__What this task involves__.
Can you copy out, word for word, everything in the entries from the line containing "Patent image size: (586, 969)." down to the line containing "The movable electrode 48a is at (248, 509).", including both of those lines?

__Available data__.
╔══
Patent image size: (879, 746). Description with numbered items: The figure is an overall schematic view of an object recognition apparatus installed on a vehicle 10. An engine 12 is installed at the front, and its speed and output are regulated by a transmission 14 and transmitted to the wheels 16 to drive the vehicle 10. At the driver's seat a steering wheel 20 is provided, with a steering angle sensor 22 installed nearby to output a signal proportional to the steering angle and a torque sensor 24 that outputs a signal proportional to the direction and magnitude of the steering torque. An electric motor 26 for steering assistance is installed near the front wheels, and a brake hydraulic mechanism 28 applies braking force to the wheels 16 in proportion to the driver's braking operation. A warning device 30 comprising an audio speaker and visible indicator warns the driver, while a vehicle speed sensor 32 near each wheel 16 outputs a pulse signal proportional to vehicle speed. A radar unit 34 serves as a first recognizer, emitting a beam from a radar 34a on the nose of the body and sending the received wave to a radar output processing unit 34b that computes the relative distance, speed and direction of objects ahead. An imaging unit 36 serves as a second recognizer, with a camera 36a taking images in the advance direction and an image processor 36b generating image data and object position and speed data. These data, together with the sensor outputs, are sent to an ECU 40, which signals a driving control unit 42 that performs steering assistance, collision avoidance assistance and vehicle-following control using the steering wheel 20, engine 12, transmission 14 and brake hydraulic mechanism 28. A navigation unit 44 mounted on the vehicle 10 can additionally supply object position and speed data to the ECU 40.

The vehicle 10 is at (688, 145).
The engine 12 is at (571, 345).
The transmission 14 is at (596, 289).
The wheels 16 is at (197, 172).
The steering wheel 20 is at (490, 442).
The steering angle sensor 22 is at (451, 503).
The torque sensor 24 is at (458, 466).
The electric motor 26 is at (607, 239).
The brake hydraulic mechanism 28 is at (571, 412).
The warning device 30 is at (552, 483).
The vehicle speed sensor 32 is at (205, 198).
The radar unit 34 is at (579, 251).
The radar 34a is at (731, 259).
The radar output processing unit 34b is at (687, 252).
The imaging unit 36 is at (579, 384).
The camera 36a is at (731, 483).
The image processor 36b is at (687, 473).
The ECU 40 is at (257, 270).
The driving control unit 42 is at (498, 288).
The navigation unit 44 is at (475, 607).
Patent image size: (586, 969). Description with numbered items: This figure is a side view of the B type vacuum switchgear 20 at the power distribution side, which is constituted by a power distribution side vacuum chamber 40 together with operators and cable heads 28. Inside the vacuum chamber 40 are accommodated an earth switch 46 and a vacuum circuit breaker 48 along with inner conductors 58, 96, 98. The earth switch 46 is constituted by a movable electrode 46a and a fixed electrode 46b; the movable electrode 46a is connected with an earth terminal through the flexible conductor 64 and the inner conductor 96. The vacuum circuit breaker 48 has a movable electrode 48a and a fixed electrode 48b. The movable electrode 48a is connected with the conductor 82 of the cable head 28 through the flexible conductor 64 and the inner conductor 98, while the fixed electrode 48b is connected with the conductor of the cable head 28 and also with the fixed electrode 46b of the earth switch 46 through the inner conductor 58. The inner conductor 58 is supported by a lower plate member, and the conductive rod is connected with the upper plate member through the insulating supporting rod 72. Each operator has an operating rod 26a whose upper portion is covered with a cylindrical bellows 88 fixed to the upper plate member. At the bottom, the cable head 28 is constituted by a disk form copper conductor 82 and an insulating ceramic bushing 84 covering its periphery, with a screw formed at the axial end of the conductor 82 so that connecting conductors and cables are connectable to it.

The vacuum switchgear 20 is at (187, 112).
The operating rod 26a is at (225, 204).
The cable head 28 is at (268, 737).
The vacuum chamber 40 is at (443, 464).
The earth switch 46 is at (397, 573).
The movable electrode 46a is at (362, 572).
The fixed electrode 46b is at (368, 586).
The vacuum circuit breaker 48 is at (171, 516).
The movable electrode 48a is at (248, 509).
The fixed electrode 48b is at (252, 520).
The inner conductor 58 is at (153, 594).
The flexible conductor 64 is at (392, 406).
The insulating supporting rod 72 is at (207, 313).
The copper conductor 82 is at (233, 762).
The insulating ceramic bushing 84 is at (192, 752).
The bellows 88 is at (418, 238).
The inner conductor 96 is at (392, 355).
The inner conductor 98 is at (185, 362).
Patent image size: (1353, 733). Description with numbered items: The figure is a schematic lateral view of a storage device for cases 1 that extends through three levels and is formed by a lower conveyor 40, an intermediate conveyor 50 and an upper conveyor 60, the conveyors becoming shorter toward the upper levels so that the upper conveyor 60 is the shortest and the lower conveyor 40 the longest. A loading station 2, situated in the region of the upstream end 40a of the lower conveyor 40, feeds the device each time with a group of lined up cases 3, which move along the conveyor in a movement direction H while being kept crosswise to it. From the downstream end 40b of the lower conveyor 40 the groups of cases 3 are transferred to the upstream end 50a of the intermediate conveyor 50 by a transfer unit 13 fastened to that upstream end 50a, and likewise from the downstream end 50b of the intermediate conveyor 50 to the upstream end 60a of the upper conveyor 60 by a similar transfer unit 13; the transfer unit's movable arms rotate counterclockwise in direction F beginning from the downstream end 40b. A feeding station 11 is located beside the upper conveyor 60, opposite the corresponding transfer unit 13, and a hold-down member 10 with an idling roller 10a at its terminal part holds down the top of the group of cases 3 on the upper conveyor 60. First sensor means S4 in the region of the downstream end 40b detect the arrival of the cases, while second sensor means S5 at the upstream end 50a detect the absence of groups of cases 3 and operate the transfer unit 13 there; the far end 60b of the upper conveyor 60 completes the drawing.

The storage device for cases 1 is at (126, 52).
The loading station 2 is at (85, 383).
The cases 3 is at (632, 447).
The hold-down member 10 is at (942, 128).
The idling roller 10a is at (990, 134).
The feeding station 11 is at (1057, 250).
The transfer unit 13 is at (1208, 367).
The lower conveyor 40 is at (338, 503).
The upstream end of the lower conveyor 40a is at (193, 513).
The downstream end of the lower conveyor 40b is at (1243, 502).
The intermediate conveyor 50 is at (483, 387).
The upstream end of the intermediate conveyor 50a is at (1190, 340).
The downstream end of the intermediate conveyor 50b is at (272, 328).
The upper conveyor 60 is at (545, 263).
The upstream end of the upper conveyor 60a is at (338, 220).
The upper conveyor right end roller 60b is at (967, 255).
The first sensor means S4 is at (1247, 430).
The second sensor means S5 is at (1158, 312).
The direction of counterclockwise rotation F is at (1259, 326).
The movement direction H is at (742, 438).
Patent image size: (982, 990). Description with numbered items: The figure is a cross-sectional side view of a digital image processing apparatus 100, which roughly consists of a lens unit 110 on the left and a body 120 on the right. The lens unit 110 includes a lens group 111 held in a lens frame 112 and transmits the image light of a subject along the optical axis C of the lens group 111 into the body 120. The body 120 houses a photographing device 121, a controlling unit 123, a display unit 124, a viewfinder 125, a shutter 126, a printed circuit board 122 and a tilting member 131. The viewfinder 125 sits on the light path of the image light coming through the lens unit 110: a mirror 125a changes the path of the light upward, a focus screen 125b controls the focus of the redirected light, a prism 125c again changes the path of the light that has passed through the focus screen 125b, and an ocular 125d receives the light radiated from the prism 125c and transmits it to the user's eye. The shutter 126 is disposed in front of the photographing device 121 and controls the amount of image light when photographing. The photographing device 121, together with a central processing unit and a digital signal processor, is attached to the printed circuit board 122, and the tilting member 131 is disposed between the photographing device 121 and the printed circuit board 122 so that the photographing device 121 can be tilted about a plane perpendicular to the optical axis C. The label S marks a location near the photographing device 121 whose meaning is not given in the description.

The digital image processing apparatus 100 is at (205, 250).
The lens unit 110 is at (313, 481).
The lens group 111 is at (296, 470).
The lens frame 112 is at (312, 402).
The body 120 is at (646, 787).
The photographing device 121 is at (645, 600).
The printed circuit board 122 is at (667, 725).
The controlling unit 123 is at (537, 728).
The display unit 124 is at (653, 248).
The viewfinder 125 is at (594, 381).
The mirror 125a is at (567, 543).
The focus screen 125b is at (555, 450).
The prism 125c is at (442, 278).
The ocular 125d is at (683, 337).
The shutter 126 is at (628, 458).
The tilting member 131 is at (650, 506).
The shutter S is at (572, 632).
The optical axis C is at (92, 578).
╚══
__Result of the exercise__.
Patent image size: (586, 969). Description with numbered items: This figure is a side view of the B type vacuum switchgear 20 at the power distribution side, which is constituted by a power distribution side vacuum chamber 40 together with operators and cable heads 28. Inside the vacuum chamber 40 are accommodated an earth switch 46 and a vacuum circuit breaker 48 along with inner conductors 58, 96, 98. The earth switch 46 is constituted by a movable electrode 46a and a fixed electrode 46b; the movable electrode 46a is connected with an earth terminal through the flexible conductor 64 and the inner conductor 96. The vacuum circuit breaker 48 has a movable electrode 48a and a fixed electrode 48b. The movable electrode 48a is connected with the conductor 82 of the cable head 28 through the flexible conductor 64 and the inner conductor 98, while the fixed electrode 48b is connected with the conductor of the cable head 28 and also with the fixed electrode 46b of the earth switch 46 through the inner conductor 58. The inner conductor 58 is supported by a lower plate member, and the conductive rod is connected with the upper plate member through the insulating supporting rod 72. Each operator has an operating rod 26a whose upper portion is covered with a cylindrical bellows 88 fixed to the upper plate member. At the bottom, the cable head 28 is constituted by a disk form copper conductor 82 and an insulating ceramic bushing 84 covering its periphery, with a screw formed at the axial end of the conductor 82 so that connecting conductors and cables are connectable to it.

The vacuum switchgear 20 is at (187, 112).
The operating rod 26a is at (225, 204).
The cable head 28 is at (268, 737).
The vacuum chamber 40 is at (443, 464).
The earth switch 46 is at (397, 573).
The movable electrode 46a is at (362, 572).
The fixed electrode 46b is at (368, 586).
The vacuum circuit breaker 48 is at (171, 516).
The movable electrode 48a is at (248, 509).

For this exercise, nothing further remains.